> _Dataset entries_
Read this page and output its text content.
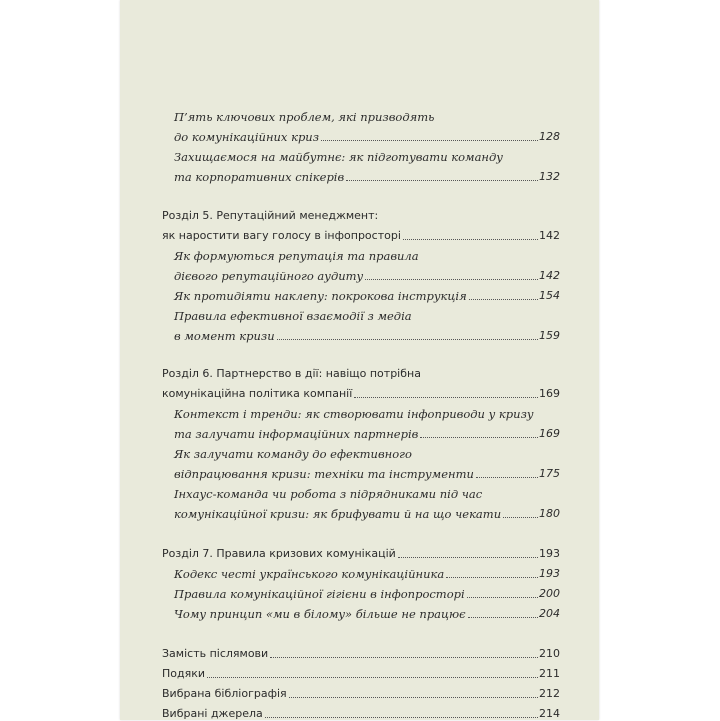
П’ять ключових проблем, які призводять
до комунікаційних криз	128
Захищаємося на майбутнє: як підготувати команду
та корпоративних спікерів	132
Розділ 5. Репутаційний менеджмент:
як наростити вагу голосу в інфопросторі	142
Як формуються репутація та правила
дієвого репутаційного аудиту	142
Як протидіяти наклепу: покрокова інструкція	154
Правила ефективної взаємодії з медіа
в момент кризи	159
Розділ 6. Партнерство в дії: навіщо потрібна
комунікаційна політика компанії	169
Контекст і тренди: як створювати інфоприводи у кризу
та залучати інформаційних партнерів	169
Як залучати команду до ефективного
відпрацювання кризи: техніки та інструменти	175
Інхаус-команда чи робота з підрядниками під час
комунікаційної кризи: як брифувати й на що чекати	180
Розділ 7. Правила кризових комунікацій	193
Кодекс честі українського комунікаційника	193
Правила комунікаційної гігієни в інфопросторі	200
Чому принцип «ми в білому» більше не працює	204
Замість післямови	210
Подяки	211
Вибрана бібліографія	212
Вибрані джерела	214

* * *

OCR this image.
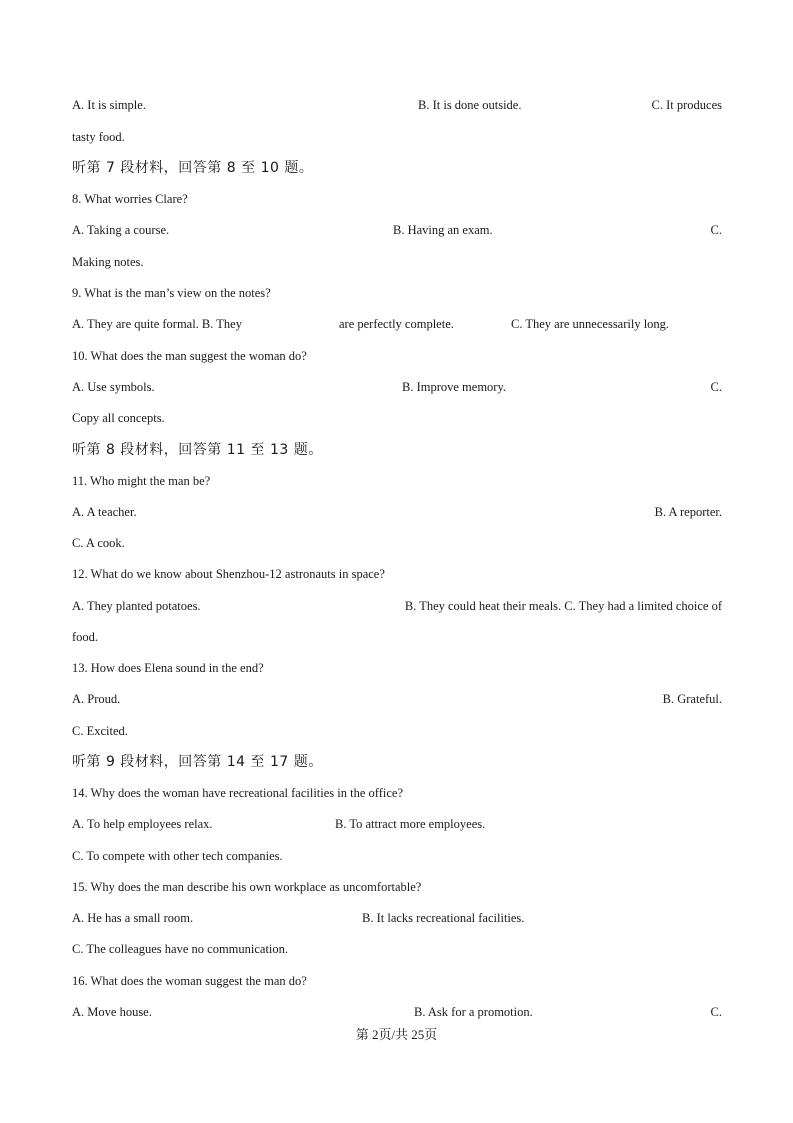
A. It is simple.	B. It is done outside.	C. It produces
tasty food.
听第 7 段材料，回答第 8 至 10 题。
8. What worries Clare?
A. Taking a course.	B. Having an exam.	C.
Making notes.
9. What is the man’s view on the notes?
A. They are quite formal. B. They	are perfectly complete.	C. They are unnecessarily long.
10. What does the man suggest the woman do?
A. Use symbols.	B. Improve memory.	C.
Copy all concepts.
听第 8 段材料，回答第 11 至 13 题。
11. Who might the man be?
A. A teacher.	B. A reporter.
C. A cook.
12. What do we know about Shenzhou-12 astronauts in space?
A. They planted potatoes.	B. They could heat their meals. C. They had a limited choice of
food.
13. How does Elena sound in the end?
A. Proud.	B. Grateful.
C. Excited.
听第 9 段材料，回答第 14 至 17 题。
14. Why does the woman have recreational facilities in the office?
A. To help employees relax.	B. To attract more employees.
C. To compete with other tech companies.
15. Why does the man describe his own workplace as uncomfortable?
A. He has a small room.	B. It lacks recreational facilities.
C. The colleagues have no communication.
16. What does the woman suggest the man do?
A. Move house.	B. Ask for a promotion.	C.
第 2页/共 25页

> _Exercise prompt_
Search the data for "this". Copy every matching line.

> _Finished exercise_
Read this page and output its text content.
OCR this image.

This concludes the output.